Data entries:
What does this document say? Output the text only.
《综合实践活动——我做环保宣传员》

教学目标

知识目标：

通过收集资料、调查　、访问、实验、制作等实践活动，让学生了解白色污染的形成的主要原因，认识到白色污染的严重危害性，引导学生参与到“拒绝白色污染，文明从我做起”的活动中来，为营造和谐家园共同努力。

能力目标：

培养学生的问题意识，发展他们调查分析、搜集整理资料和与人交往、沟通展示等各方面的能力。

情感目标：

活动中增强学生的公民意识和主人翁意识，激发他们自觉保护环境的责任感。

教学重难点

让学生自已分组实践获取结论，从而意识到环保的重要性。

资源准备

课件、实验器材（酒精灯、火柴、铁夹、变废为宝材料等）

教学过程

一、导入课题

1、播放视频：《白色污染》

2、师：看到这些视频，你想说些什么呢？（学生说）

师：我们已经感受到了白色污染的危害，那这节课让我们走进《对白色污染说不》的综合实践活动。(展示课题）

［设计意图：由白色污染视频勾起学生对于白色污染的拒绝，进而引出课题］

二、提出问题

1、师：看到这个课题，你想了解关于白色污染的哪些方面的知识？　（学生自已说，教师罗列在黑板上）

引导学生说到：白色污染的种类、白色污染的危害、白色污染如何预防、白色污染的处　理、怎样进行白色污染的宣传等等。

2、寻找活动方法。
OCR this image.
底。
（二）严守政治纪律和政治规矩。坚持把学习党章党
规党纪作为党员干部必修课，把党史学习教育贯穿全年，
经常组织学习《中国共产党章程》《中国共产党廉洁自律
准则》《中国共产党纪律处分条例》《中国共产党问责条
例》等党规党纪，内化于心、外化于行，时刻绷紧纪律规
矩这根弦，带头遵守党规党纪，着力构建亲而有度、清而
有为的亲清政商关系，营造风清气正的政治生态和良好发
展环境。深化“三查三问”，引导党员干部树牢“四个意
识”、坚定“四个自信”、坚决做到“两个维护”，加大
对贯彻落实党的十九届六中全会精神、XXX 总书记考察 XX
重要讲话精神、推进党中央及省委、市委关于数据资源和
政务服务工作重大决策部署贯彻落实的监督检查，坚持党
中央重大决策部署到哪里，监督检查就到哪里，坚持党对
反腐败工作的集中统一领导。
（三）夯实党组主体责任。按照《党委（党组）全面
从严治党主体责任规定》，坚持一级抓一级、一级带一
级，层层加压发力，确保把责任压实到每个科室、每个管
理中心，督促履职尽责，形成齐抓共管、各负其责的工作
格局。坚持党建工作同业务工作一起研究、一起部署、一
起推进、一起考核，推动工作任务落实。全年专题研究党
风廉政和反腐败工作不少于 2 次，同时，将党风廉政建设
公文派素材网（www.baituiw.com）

JOB: Produce an exact copy of every entry above.

REPLY:
What does this document say? Output the text only.
《综合实践活动——我做环保宣传员》

教学目标

知识目标：

通过收集资料、调查　、访问、实验、制作等实践活动，让学生了解白色污染的形成的主要原因，认识到白色污染的严重危害性，引导学生参与到“拒绝白色污染，文明从我做起”的活动中来，为营造和谐家园共同努力。

能力目标：

培养学生的问题意识，发展他们调查分析、搜集整理资料和与人交往、沟通展示等各方面的能力。

情感目标：

活动中增强学生的公民意识和主人翁意识，激发他们自觉保护环境的责任感。

教学重难点

让学生自已分组实践获取结论，从而意识到环保的重要性。

资源准备

课件、实验器材（酒精灯、火柴、铁夹、变废为宝材料等）

教学过程

一、导入课题

1、播放视频：《白色污染》

2、师：看到这些视频，你想说些什么呢？（学生说）

师：我们已经感受到了白色污染的危害，那这节课让我们走进《对白色污染说不》的综合实践活动。(展示课题）

［设计意图：由白色污染视频勾起学生对于白色污染的拒绝，进而引出课题］

二、提出问题

1、师：看到这个课题，你想了解关于白色污染的哪些方面的知识？　（学生自已说，教师罗列在黑板上）

引导学生说到：白色污染的种类、白色污染的危害、白色污染如何预防、白色污染的处　理、怎样进行白色污染的宣传等等。

2、寻找活动方法。
OCR this image.
底。
（二）严守政治纪律和政治规矩。坚持把学习党章党
规党纪作为党员干部必修课，把党史学习教育贯穿全年，
经常组织学习《中国共产党章程》《中国共产党廉洁自律
准则》《中国共产党纪律处分条例》《中国共产党问责条
例》等党规党纪，内化于心、外化于行，时刻绷紧纪律规
矩这根弦，带头遵守党规党纪，着力构建亲而有度、清而
有为的亲清政商关系，营造风清气正的政治生态和良好发
展环境。深化“三查三问”，引导党员干部树牢“四个意
识”、坚定“四个自信”、坚决做到“两个维护”，加大
对贯彻落实党的十九届六中全会精神、XXX 总书记考察 XX
重要讲话精神、推进党中央及省委、市委关于数据资源和
政务服务工作重大决策部署贯彻落实的监督检查，坚持党
中央重大决策部署到哪里，监督检查就到哪里，坚持党对
反腐败工作的集中统一领导。
（三）夯实党组主体责任。按照《党委（党组）全面
从严治党主体责任规定》，坚持一级抓一级、一级带一
级，层层加压发力，确保把责任压实到每个科室、每个管
理中心，督促履职尽责，形成齐抓共管、各负其责的工作
格局。坚持党建工作同业务工作一起研究、一起部署、一
起推进、一起考核，推动工作任务落实。全年专题研究党
风廉政和反腐败工作不少于 2 次，同时，将党风廉政建设
公文派素材网（www.baituiw.com）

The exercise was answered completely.